Problem statement. Take the line that contains "Read all visible content and emit it as JSON." and each line after it in the material below, and transcribe them exactly, stopping at the end.

Exercise inputs.
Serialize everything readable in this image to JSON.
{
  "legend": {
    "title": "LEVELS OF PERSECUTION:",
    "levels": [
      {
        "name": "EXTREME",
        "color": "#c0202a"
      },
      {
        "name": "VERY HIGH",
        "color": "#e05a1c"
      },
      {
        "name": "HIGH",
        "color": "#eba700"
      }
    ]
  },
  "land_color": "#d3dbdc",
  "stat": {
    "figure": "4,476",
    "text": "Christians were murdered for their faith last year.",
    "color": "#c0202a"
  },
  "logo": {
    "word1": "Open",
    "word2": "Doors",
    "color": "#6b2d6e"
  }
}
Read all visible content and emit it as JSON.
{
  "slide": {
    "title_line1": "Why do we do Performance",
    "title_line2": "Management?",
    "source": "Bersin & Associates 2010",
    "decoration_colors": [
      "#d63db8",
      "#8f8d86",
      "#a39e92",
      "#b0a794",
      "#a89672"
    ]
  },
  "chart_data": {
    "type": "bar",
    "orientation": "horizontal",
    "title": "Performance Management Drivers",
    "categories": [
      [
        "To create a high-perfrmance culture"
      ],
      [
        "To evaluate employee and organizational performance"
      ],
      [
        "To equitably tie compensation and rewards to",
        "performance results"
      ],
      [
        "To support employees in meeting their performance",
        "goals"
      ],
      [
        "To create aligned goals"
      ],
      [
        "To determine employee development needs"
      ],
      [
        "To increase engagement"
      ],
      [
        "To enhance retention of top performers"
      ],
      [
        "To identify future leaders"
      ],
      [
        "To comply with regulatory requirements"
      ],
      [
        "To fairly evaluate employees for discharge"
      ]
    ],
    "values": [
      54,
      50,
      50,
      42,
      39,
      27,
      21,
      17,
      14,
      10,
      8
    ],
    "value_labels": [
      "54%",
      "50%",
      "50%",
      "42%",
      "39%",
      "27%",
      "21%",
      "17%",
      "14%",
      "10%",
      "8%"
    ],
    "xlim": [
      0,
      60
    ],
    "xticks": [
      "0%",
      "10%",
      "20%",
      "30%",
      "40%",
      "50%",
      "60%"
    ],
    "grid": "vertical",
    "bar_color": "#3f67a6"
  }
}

The completed task.
Read all visible content and emit it as JSON.
{
  "slide": {
    "title_line1": "Why do we do Performance",
    "title_line2": "Management?",
    "source": "Bersin & Associates 2010",
    "decoration_colors": [
      "#d63db8",
      "#8f8d86",
      "#a39e92",
      "#b0a794",
      "#a89672"
    ]
  },
  "chart_data": {
    "type": "bar",
    "orientation": "horizontal",
    "title": "Performance Management Drivers",
    "categories": [
      [
        "To create a high-perfrmance culture"
      ],
      [
        "To evaluate employee and organizational performance"
      ],
      [
        "To equitably tie compensation and rewards to",
        "performance results"
      ],
      [
        "To support employees in meeting their performance",
        "goals"
      ],
      [
        "To create aligned goals"
      ],
      [
        "To determine employee development needs"
      ],
      [
        "To increase engagement"
      ],
      [
        "To enhance retention of top performers"
      ],
      [
        "To identify future leaders"
      ],
      [
        "To comply with regulatory requirements"
      ],
      [
        "To fairly evaluate employees for discharge"
      ]
    ],
    "values": [
      54,
      50,
      50,
      42,
      39,
      27,
      21,
      17,
      14,
      10,
      8
    ],
    "value_labels": [
      "54%",
      "50%",
      "50%",
      "42%",
      "39%",
      "27%",
      "21%",
      "17%",
      "14%",
      "10%",
      "8%"
    ],
    "xlim": [
      0,
      60
    ],
    "xticks": [
      "0%",
      "10%",
      "20%",
      "30%",
      "40%",
      "50%",
      "60%"
    ],
    "grid": "vertical",
    "bar_color": "#3f67a6"
  }
}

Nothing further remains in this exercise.